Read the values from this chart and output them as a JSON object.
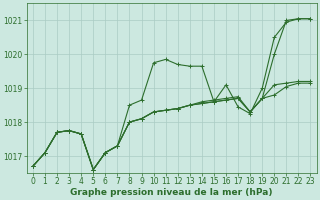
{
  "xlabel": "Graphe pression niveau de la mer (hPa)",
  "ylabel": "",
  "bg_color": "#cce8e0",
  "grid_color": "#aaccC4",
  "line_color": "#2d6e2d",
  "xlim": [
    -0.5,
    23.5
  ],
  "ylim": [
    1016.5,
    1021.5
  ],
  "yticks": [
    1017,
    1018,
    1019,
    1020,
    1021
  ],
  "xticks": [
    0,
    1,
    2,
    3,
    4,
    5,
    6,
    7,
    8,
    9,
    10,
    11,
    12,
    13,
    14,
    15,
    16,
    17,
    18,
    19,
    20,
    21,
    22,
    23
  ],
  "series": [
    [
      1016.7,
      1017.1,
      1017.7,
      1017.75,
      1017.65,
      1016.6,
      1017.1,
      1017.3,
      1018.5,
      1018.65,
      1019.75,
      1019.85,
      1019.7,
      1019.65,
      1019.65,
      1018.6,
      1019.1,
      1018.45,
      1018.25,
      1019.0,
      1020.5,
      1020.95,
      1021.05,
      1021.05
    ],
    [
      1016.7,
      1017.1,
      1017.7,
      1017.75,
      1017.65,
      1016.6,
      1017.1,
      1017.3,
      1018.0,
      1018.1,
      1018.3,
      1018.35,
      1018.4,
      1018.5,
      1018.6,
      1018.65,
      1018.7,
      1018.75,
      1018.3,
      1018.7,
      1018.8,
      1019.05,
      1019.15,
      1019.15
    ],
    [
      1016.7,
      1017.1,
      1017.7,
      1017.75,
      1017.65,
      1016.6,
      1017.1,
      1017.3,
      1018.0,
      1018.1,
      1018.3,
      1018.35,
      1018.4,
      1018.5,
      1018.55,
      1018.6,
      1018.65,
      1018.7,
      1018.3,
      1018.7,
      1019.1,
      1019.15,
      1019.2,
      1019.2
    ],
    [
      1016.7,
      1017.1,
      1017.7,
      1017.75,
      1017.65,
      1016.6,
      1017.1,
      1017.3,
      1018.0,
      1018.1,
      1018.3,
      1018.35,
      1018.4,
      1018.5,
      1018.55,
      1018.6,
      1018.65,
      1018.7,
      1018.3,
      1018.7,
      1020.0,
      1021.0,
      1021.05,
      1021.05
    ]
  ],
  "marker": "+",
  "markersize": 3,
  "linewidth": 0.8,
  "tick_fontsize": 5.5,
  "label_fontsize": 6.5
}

Stated goal
Transcribe the preceding listing in its entirety and with exact wording, leaving out pictures.

Result for this exercise
Read the values from this chart and output them as a JSON object.
{
  "xlabel": "Graphe pression niveau de la mer (hPa)",
  "ylabel": "",
  "bg_color": "#cce8e0",
  "grid_color": "#aaccC4",
  "line_color": "#2d6e2d",
  "xlim": [
    -0.5,
    23.5
  ],
  "ylim": [
    1016.5,
    1021.5
  ],
  "yticks": [
    1017,
    1018,
    1019,
    1020,
    1021
  ],
  "xticks": [
    0,
    1,
    2,
    3,
    4,
    5,
    6,
    7,
    8,
    9,
    10,
    11,
    12,
    13,
    14,
    15,
    16,
    17,
    18,
    19,
    20,
    21,
    22,
    23
  ],
  "series": [
    [
      1016.7,
      1017.1,
      1017.7,
      1017.75,
      1017.65,
      1016.6,
      1017.1,
      1017.3,
      1018.5,
      1018.65,
      1019.75,
      1019.85,
      1019.7,
      1019.65,
      1019.65,
      1018.6,
      1019.1,
      1018.45,
      1018.25,
      1019.0,
      1020.5,
      1020.95,
      1021.05,
      1021.05
    ],
    [
      1016.7,
      1017.1,
      1017.7,
      1017.75,
      1017.65,
      1016.6,
      1017.1,
      1017.3,
      1018.0,
      1018.1,
      1018.3,
      1018.35,
      1018.4,
      1018.5,
      1018.6,
      1018.65,
      1018.7,
      1018.75,
      1018.3,
      1018.7,
      1018.8,
      1019.05,
      1019.15,
      1019.15
    ],
    [
      1016.7,
      1017.1,
      1017.7,
      1017.75,
      1017.65,
      1016.6,
      1017.1,
      1017.3,
      1018.0,
      1018.1,
      1018.3,
      1018.35,
      1018.4,
      1018.5,
      1018.55,
      1018.6,
      1018.65,
      1018.7,
      1018.3,
      1018.7,
      1019.1,
      1019.15,
      1019.2,
      1019.2
    ],
    [
      1016.7,
      1017.1,
      1017.7,
      1017.75,
      1017.65,
      1016.6,
      1017.1,
      1017.3,
      1018.0,
      1018.1,
      1018.3,
      1018.35,
      1018.4,
      1018.5,
      1018.55,
      1018.6,
      1018.65,
      1018.7,
      1018.3,
      1018.7,
      1020.0,
      1021.0,
      1021.05,
      1021.05
    ]
  ],
  "marker": "+",
  "markersize": 3,
  "linewidth": 0.8,
  "tick_fontsize": 5.5,
  "label_fontsize": 6.5
}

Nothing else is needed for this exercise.